* WHAT IS EXPECTED
It is required that all of the data be written out exactly.

* SUPPLIED MATERIAL

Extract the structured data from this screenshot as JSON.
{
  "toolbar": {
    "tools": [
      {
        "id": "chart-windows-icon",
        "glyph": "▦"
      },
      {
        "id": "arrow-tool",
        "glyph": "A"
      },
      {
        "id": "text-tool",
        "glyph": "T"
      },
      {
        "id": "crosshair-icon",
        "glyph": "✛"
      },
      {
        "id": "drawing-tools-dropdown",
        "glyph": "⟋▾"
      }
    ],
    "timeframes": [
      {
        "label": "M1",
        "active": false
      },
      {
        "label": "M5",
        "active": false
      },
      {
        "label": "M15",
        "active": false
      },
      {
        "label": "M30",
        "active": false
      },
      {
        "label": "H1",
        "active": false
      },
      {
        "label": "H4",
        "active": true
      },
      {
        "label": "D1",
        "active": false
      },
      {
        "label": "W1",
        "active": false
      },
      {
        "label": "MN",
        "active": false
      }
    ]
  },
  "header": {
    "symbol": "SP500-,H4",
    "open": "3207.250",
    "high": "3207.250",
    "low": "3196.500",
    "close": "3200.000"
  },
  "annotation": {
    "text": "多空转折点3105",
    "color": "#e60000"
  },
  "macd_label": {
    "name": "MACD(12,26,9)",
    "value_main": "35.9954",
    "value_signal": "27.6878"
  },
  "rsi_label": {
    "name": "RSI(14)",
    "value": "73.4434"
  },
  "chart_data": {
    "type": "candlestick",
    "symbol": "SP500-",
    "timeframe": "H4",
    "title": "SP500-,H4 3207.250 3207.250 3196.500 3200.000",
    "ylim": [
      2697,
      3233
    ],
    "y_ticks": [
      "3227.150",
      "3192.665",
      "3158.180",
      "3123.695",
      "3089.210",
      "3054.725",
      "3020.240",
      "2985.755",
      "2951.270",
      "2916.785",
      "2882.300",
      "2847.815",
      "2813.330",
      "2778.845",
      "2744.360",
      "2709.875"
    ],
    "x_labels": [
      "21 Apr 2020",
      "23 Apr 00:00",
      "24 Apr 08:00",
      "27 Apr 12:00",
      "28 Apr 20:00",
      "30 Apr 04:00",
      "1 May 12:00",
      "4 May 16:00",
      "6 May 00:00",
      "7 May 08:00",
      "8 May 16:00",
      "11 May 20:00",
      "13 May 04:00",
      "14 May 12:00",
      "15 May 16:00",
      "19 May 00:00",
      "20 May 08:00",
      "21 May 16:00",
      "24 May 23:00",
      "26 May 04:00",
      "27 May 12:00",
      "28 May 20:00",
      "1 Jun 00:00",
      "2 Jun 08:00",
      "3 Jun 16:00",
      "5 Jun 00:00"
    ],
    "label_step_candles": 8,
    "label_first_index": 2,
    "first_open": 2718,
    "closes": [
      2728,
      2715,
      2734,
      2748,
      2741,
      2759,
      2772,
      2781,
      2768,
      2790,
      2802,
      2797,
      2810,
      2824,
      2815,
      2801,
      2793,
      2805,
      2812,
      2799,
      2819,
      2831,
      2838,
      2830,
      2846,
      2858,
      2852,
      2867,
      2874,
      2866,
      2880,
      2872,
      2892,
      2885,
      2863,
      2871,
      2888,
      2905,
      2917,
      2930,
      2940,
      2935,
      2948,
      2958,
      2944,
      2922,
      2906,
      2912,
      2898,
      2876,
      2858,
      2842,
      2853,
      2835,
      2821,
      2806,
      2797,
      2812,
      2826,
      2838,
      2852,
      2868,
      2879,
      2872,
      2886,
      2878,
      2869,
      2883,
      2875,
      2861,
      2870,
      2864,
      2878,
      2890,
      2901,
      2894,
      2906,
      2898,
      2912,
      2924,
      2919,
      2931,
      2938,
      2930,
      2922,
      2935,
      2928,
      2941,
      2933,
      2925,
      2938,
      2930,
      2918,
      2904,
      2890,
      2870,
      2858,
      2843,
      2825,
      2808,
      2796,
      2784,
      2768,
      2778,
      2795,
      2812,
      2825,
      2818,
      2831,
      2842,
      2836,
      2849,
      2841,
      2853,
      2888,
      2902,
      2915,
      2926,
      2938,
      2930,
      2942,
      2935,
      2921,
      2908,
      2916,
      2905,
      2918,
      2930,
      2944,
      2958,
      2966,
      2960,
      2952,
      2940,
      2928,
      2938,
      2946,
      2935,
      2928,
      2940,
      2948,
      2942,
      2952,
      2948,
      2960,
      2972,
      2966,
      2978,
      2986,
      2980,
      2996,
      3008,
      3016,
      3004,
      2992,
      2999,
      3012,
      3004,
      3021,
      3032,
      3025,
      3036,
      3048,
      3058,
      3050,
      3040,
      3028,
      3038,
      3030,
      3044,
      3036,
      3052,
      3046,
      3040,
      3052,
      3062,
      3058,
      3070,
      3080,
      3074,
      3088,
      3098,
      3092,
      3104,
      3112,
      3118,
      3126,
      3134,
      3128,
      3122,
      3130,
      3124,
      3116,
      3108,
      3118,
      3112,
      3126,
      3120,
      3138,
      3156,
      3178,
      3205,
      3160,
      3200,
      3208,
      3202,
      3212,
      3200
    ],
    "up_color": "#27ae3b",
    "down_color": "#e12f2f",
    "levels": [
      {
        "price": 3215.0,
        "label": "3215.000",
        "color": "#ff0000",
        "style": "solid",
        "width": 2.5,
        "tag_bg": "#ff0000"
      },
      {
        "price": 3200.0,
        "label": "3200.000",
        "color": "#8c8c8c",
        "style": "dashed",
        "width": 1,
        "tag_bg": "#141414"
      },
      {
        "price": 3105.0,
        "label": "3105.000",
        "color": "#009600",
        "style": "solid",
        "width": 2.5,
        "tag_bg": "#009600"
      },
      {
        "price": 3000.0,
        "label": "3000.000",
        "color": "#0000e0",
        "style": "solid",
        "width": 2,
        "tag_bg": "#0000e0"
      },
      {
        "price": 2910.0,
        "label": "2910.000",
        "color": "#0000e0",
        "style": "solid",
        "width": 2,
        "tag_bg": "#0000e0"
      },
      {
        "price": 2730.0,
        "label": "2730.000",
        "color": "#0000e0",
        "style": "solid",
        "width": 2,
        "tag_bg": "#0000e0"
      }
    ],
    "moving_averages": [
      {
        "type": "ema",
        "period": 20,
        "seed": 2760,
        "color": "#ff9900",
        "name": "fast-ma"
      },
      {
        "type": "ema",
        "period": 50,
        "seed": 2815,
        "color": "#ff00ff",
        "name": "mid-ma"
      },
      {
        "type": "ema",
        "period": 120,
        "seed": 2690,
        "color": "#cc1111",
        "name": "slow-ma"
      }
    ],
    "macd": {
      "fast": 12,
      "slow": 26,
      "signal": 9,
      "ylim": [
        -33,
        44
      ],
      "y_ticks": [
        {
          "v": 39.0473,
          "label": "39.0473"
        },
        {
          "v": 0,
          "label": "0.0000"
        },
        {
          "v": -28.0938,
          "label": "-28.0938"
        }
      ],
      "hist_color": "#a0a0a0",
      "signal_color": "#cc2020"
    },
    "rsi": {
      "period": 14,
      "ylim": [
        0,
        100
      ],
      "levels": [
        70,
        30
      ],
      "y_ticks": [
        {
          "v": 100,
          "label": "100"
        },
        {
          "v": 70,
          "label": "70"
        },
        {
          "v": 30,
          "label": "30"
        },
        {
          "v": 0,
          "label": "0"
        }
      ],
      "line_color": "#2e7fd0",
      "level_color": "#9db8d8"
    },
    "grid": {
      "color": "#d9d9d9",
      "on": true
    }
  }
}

* SOLUTION TO THIS EXERCISE
Extract the structured data from this screenshot as JSON.
{
  "toolbar": {
    "tools": [
      {
        "id": "chart-windows-icon",
        "glyph": "▦"
      },
      {
        "id": "arrow-tool",
        "glyph": "A"
      },
      {
        "id": "text-tool",
        "glyph": "T"
      },
      {
        "id": "crosshair-icon",
        "glyph": "✛"
      },
      {
        "id": "drawing-tools-dropdown",
        "glyph": "⟋▾"
      }
    ],
    "timeframes": [
      {
        "label": "M1",
        "active": false
      },
      {
        "label": "M5",
        "active": false
      },
      {
        "label": "M15",
        "active": false
      },
      {
        "label": "M30",
        "active": false
      },
      {
        "label": "H1",
        "active": false
      },
      {
        "label": "H4",
        "active": true
      },
      {
        "label": "D1",
        "active": false
      },
      {
        "label": "W1",
        "active": false
      },
      {
        "label": "MN",
        "active": false
      }
    ]
  },
  "header": {
    "symbol": "SP500-,H4",
    "open": "3207.250",
    "high": "3207.250",
    "low": "3196.500",
    "close": "3200.000"
  },
  "annotation": {
    "text": "多空转折点3105",
    "color": "#e60000"
  },
  "macd_label": {
    "name": "MACD(12,26,9)",
    "value_main": "35.9954",
    "value_signal": "27.6878"
  },
  "rsi_label": {
    "name": "RSI(14)",
    "value": "73.4434"
  },
  "chart_data": {
    "type": "candlestick",
    "symbol": "SP500-",
    "timeframe": "H4",
    "title": "SP500-,H4 3207.250 3207.250 3196.500 3200.000",
    "ylim": [
      2697,
      3233
    ],
    "y_ticks": [
      "3227.150",
      "3192.665",
      "3158.180",
      "3123.695",
      "3089.210",
      "3054.725",
      "3020.240",
      "2985.755",
      "2951.270",
      "2916.785",
      "2882.300",
      "2847.815",
      "2813.330",
      "2778.845",
      "2744.360",
      "2709.875"
    ],
    "x_labels": [
      "21 Apr 2020",
      "23 Apr 00:00",
      "24 Apr 08:00",
      "27 Apr 12:00",
      "28 Apr 20:00",
      "30 Apr 04:00",
      "1 May 12:00",
      "4 May 16:00",
      "6 May 00:00",
      "7 May 08:00",
      "8 May 16:00",
      "11 May 20:00",
      "13 May 04:00",
      "14 May 12:00",
      "15 May 16:00",
      "19 May 00:00",
      "20 May 08:00",
      "21 May 16:00",
      "24 May 23:00",
      "26 May 04:00",
      "27 May 12:00",
      "28 May 20:00",
      "1 Jun 00:00",
      "2 Jun 08:00",
      "3 Jun 16:00",
      "5 Jun 00:00"
    ],
    "label_step_candles": 8,
    "label_first_index": 2,
    "first_open": 2718,
    "closes": [
      2728,
      2715,
      2734,
      2748,
      2741,
      2759,
      2772,
      2781,
      2768,
      2790,
      2802,
      2797,
      2810,
      2824,
      2815,
      2801,
      2793,
      2805,
      2812,
      2799,
      2819,
      2831,
      2838,
      2830,
      2846,
      2858,
      2852,
      2867,
      2874,
      2866,
      2880,
      2872,
      2892,
      2885,
      2863,
      2871,
      2888,
      2905,
      2917,
      2930,
      2940,
      2935,
      2948,
      2958,
      2944,
      2922,
      2906,
      2912,
      2898,
      2876,
      2858,
      2842,
      2853,
      2835,
      2821,
      2806,
      2797,
      2812,
      2826,
      2838,
      2852,
      2868,
      2879,
      2872,
      2886,
      2878,
      2869,
      2883,
      2875,
      2861,
      2870,
      2864,
      2878,
      2890,
      2901,
      2894,
      2906,
      2898,
      2912,
      2924,
      2919,
      2931,
      2938,
      2930,
      2922,
      2935,
      2928,
      2941,
      2933,
      2925,
      2938,
      2930,
      2918,
      2904,
      2890,
      2870,
      2858,
      2843,
      2825,
      2808,
      2796,
      2784,
      2768,
      2778,
      2795,
      2812,
      2825,
      2818,
      2831,
      2842,
      2836,
      2849,
      2841,
      2853,
      2888,
      2902,
      2915,
      2926,
      2938,
      2930,
      2942,
      2935,
      2921,
      2908,
      2916,
      2905,
      2918,
      2930,
      2944,
      2958,
      2966,
      2960,
      2952,
      2940,
      2928,
      2938,
      2946,
      2935,
      2928,
      2940,
      2948,
      2942,
      2952,
      2948,
      2960,
      2972,
      2966,
      2978,
      2986,
      2980,
      2996,
      3008,
      3016,
      3004,
      2992,
      2999,
      3012,
      3004,
      3021,
      3032,
      3025,
      3036,
      3048,
      3058,
      3050,
      3040,
      3028,
      3038,
      3030,
      3044,
      3036,
      3052,
      3046,
      3040,
      3052,
      3062,
      3058,
      3070,
      3080,
      3074,
      3088,
      3098,
      3092,
      3104,
      3112,
      3118,
      3126,
      3134,
      3128,
      3122,
      3130,
      3124,
      3116,
      3108,
      3118,
      3112,
      3126,
      3120,
      3138,
      3156,
      3178,
      3205,
      3160,
      3200,
      3208,
      3202,
      3212,
      3200
    ],
    "up_color": "#27ae3b",
    "down_color": "#e12f2f",
    "levels": [
      {
        "price": 3215.0,
        "label": "3215.000",
        "color": "#ff0000",
        "style": "solid",
        "width": 2.5,
        "tag_bg": "#ff0000"
      },
      {
        "price": 3200.0,
        "label": "3200.000",
        "color": "#8c8c8c",
        "style": "dashed",
        "width": 1,
        "tag_bg": "#141414"
      },
      {
        "price": 3105.0,
        "label": "3105.000",
        "color": "#009600",
        "style": "solid",
        "width": 2.5,
        "tag_bg": "#009600"
      },
      {
        "price": 3000.0,
        "label": "3000.000",
        "color": "#0000e0",
        "style": "solid",
        "width": 2,
        "tag_bg": "#0000e0"
      },
      {
        "price": 2910.0,
        "label": "2910.000",
        "color": "#0000e0",
        "style": "solid",
        "width": 2,
        "tag_bg": "#0000e0"
      },
      {
        "price": 2730.0,
        "label": "2730.000",
        "color": "#0000e0",
        "style": "solid",
        "width": 2,
        "tag_bg": "#0000e0"
      }
    ],
    "moving_averages": [
      {
        "type": "ema",
        "period": 20,
        "seed": 2760,
        "color": "#ff9900",
        "name": "fast-ma"
      },
      {
        "type": "ema",
        "period": 50,
        "seed": 2815,
        "color": "#ff00ff",
        "name": "mid-ma"
      },
      {
        "type": "ema",
        "period": 120,
        "seed": 2690,
        "color": "#cc1111",
        "name": "slow-ma"
      }
    ],
    "macd": {
      "fast": 12,
      "slow": 26,
      "signal": 9,
      "ylim": [
        -33,
        44
      ],
      "y_ticks": [
        {
          "v": 39.0473,
          "label": "39.0473"
        },
        {
          "v": 0,
          "label": "0.0000"
        },
        {
          "v": -28.0938,
          "label": "-28.0938"
        }
      ],
      "hist_color": "#a0a0a0",
      "signal_color": "#cc2020"
    },
    "rsi": {
      "period": 14,
      "ylim": [
        0,
        100
      ],
      "levels": [
        70,
        30
      ],
      "y_ticks": [
        {
          "v": 100,
          "label": "100"
        },
        {
          "v": 70,
          "label": "70"
        },
        {
          "v": 30,
          "label": "30"
        },
        {
          "v": 0,
          "label": "0"
        }
      ],
      "line_color": "#2e7fd0",
      "level_color": "#9db8d8"
    },
    "grid": {
      "color": "#d9d9d9",
      "on": true
    }
  }
}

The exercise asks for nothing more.